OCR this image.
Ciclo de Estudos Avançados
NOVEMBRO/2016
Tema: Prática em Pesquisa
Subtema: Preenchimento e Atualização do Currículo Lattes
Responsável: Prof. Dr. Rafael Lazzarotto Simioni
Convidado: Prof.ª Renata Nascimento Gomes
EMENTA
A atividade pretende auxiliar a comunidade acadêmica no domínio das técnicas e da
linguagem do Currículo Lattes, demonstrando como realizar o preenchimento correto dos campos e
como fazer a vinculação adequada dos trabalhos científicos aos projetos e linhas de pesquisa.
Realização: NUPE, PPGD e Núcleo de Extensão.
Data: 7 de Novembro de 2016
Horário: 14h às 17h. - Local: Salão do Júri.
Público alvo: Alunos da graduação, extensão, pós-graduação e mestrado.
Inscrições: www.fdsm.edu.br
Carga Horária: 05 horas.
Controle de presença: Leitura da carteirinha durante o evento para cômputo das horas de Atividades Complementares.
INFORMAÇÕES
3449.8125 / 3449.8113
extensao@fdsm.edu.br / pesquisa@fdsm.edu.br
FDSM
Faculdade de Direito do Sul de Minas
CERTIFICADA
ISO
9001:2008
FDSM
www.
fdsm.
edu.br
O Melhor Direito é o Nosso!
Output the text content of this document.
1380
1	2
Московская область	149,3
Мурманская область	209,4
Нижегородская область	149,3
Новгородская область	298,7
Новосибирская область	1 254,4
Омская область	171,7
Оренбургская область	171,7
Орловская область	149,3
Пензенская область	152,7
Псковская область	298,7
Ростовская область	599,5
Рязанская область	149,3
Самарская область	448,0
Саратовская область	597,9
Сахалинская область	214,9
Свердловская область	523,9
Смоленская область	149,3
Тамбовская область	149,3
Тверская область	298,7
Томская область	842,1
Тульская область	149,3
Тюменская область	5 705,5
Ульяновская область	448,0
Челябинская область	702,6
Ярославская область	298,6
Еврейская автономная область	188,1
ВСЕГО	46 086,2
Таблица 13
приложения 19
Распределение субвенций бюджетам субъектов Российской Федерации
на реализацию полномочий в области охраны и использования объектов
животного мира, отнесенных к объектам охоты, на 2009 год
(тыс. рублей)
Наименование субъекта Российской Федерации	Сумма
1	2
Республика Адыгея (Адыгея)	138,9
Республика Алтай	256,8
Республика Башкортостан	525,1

• WORK TO BE COMPLETED: From the data above, copy each line that holds "Currículo".

• ANSWER BELOW:
Subtema: Preenchimento e Atualização do Currículo Lattes
linguagem do Currículo Lattes, demonstrando como realizar o preenchimento correto dos campos e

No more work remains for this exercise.